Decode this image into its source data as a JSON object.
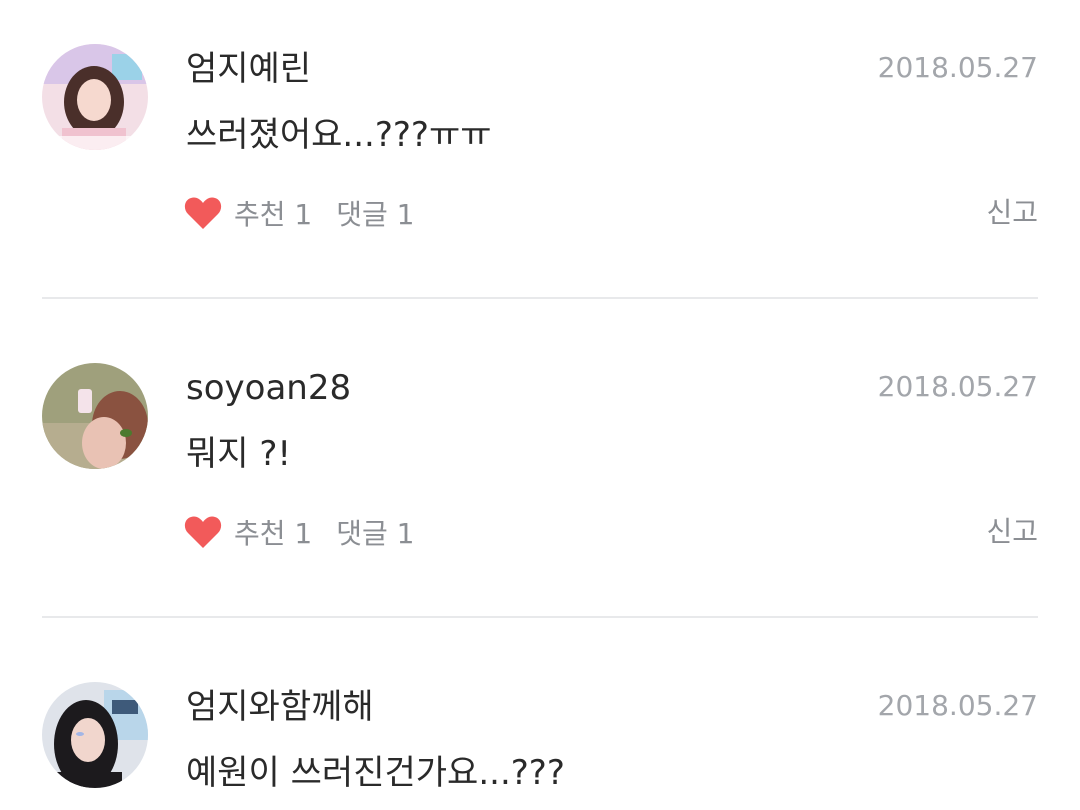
{
  "comments": [
    {
      "username": "엄지예린",
      "date": "2018.05.27",
      "text": "쓰러졌어요...???ㅠㅠ",
      "recommend_label": "추천 1",
      "reply_label": "댓글 1",
      "report_label": "신고"
    },
    {
      "username": "soyoan28",
      "date": "2018.05.27",
      "text": "뭐지 ?!",
      "recommend_label": "추천 1",
      "reply_label": "댓글 1",
      "report_label": "신고"
    },
    {
      "username": "엄지와함께해",
      "date": "2018.05.27",
      "text": "예원이 쓰러진건가요...???"
    }
  ],
  "colors": {
    "heart": "#f25a5a",
    "text": "#2a2a2a",
    "muted": "#8b8e93",
    "date": "#a3a6ab",
    "divider": "#e8e9eb"
  }
}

━━━━━━━━━━━━━━━━━━━━━━━━━━━━━━

▶ [GOAL]:
A faithful copy of the records above is needed, with the pictures left out.

▶ [RESPONSE TO THIS TASK]:
Decode this image into its source data as a JSON object.
{
  "comments": [
    {
      "username": "엄지예린",
      "date": "2018.05.27",
      "text": "쓰러졌어요...???ㅠㅠ",
      "recommend_label": "추천 1",
      "reply_label": "댓글 1",
      "report_label": "신고"
    },
    {
      "username": "soyoan28",
      "date": "2018.05.27",
      "text": "뭐지 ?!",
      "recommend_label": "추천 1",
      "reply_label": "댓글 1",
      "report_label": "신고"
    },
    {
      "username": "엄지와함께해",
      "date": "2018.05.27",
      "text": "예원이 쓰러진건가요...???"
    }
  ],
  "colors": {
    "heart": "#f25a5a",
    "text": "#2a2a2a",
    "muted": "#8b8e93",
    "date": "#a3a6ab",
    "divider": "#e8e9eb"
  }
}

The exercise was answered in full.